Required work: Without the pictures, set down the records below word for word.

Material to process:
══════════
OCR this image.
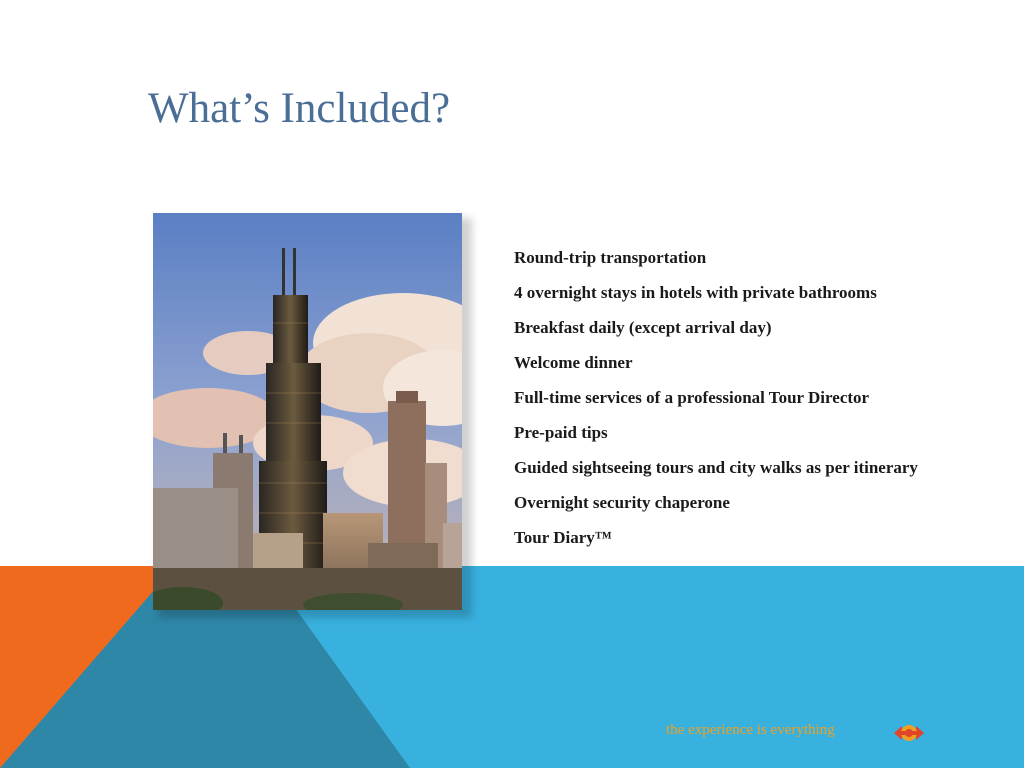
What’s Included?
Round-trip transportation
4 overnight stays in hotels with private bathrooms
Breakfast daily (except arrival day)
Welcome dinner
Full-time services of a professional Tour Director
Pre-paid tips
Guided sightseeing tours and city walks as per itinerary
Overnight security chaperone
Tour Diary™
the experience is everything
══════════
Task response:
OCR this image.
What’s Included?
Round-trip transportation
4 overnight stays in hotels with private bathrooms
Breakfast daily (except arrival day)
Welcome dinner
Full-time services of a professional Tour Director
Pre-paid tips
Guided sightseeing tours and city walks as per itinerary
Overnight security chaperone
Tour Diary™
the experience is everything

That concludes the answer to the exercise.